Your objective | Copy every line of the material below word for word.

Data for the task |
## start

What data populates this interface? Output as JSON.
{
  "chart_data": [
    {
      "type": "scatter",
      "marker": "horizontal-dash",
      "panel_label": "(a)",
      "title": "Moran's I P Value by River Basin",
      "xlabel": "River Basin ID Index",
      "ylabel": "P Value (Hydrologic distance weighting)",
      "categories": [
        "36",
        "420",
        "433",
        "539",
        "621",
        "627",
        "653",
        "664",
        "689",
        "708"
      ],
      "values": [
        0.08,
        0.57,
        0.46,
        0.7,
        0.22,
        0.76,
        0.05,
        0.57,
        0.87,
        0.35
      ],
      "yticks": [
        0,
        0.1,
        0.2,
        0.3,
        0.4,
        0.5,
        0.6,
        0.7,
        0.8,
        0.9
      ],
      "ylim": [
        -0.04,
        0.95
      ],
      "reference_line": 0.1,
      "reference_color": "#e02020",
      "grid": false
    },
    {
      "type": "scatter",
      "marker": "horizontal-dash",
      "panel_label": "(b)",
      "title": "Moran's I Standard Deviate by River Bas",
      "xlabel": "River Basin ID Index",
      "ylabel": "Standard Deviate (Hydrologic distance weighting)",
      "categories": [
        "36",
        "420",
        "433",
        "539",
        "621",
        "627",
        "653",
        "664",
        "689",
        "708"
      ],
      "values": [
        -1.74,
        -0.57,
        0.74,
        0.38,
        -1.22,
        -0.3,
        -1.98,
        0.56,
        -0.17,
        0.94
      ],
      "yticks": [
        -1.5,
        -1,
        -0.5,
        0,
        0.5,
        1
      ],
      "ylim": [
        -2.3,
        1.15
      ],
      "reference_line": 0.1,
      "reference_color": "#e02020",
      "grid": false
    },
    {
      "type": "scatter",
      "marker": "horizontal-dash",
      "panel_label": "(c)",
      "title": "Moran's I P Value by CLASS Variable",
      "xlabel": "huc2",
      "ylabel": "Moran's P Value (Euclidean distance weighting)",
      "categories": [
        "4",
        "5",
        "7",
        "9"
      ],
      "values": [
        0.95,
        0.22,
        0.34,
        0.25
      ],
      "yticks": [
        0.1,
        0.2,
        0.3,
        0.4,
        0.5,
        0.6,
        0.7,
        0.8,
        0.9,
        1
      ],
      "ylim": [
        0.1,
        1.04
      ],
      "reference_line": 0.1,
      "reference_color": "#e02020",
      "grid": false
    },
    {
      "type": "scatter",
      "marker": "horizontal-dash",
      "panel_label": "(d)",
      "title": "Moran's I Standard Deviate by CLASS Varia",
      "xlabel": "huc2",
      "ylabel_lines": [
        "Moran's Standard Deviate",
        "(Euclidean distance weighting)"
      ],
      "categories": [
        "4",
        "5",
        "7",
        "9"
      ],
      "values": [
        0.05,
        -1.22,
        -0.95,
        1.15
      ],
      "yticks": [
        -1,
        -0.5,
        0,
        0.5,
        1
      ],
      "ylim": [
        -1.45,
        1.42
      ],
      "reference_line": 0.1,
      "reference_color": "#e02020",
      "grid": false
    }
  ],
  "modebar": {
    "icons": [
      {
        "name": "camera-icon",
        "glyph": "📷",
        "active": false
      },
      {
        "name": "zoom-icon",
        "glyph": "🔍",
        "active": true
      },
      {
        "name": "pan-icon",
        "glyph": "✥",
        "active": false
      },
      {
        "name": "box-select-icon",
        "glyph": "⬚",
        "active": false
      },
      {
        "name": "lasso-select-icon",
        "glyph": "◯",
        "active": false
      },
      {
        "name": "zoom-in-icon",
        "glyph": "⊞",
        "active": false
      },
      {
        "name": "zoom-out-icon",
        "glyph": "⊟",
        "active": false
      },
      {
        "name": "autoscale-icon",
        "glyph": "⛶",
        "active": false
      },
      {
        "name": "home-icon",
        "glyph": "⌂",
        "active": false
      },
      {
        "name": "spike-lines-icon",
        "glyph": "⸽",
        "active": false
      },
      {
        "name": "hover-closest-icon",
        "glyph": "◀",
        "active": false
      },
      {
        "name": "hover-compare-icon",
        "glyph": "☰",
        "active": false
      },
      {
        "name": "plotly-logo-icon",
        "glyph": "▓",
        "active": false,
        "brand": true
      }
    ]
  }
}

## end

Full solution |
What data populates this interface? Output as JSON.
{
  "chart_data": [
    {
      "type": "scatter",
      "marker": "horizontal-dash",
      "panel_label": "(a)",
      "title": "Moran's I P Value by River Basin",
      "xlabel": "River Basin ID Index",
      "ylabel": "P Value (Hydrologic distance weighting)",
      "categories": [
        "36",
        "420",
        "433",
        "539",
        "621",
        "627",
        "653",
        "664",
        "689",
        "708"
      ],
      "values": [
        0.08,
        0.57,
        0.46,
        0.7,
        0.22,
        0.76,
        0.05,
        0.57,
        0.87,
        0.35
      ],
      "yticks": [
        0,
        0.1,
        0.2,
        0.3,
        0.4,
        0.5,
        0.6,
        0.7,
        0.8,
        0.9
      ],
      "ylim": [
        -0.04,
        0.95
      ],
      "reference_line": 0.1,
      "reference_color": "#e02020",
      "grid": false
    },
    {
      "type": "scatter",
      "marker": "horizontal-dash",
      "panel_label": "(b)",
      "title": "Moran's I Standard Deviate by River Bas",
      "xlabel": "River Basin ID Index",
      "ylabel": "Standard Deviate (Hydrologic distance weighting)",
      "categories": [
        "36",
        "420",
        "433",
        "539",
        "621",
        "627",
        "653",
        "664",
        "689",
        "708"
      ],
      "values": [
        -1.74,
        -0.57,
        0.74,
        0.38,
        -1.22,
        -0.3,
        -1.98,
        0.56,
        -0.17,
        0.94
      ],
      "yticks": [
        -1.5,
        -1,
        -0.5,
        0,
        0.5,
        1
      ],
      "ylim": [
        -2.3,
        1.15
      ],
      "reference_line": 0.1,
      "reference_color": "#e02020",
      "grid": false
    },
    {
      "type": "scatter",
      "marker": "horizontal-dash",
      "panel_label": "(c)",
      "title": "Moran's I P Value by CLASS Variable",
      "xlabel": "huc2",
      "ylabel": "Moran's P Value (Euclidean distance weighting)",
      "categories": [
        "4",
        "5",
        "7",
        "9"
      ],
      "values": [
        0.95,
        0.22,
        0.34,
        0.25
      ],
      "yticks": [
        0.1,
        0.2,
        0.3,
        0.4,
        0.5,
        0.6,
        0.7,
        0.8,
        0.9,
        1
      ],
      "ylim": [
        0.1,
        1.04
      ],
      "reference_line": 0.1,
      "reference_color": "#e02020",
      "grid": false
    },
    {
      "type": "scatter",
      "marker": "horizontal-dash",
      "panel_label": "(d)",
      "title": "Moran's I Standard Deviate by CLASS Varia",
      "xlabel": "huc2",
      "ylabel_lines": [
        "Moran's Standard Deviate",
        "(Euclidean distance weighting)"
      ],
      "categories": [
        "4",
        "5",
        "7",
        "9"
      ],
      "values": [
        0.05,
        -1.22,
        -0.95,
        1.15
      ],
      "yticks": [
        -1,
        -0.5,
        0,
        0.5,
        1
      ],
      "ylim": [
        -1.45,
        1.42
      ],
      "reference_line": 0.1,
      "reference_color": "#e02020",
      "grid": false
    }
  ],
  "modebar": {
    "icons": [
      {
        "name": "camera-icon",
        "glyph": "📷",
        "active": false
      },
      {
        "name": "zoom-icon",
        "glyph": "🔍",
        "active": true
      },
      {
        "name": "pan-icon",
        "glyph": "✥",
        "active": false
      },
      {
        "name": "box-select-icon",
        "glyph": "⬚",
        "active": false
      },
      {
        "name": "lasso-select-icon",
        "glyph": "◯",
        "active": false
      },
      {
        "name": "zoom-in-icon",
        "glyph": "⊞",
        "active": false
      },
      {
        "name": "zoom-out-icon",
        "glyph": "⊟",
        "active": false
      },
      {
        "name": "autoscale-icon",
        "glyph": "⛶",
        "active": false
      },
      {
        "name": "home-icon",
        "glyph": "⌂",
        "active": false
      },
      {
        "name": "spike-lines-icon",
        "glyph": "⸽",
        "active": false
      },
      {
        "name": "hover-closest-icon",
        "glyph": "◀",
        "active": false
      },
      {
        "name": "hover-compare-icon",
        "glyph": "☰",
        "active": false
      },
      {
        "name": "plotly-logo-icon",
        "glyph": "▓",
        "active": false,
        "brand": true
      }
    ]
  }
}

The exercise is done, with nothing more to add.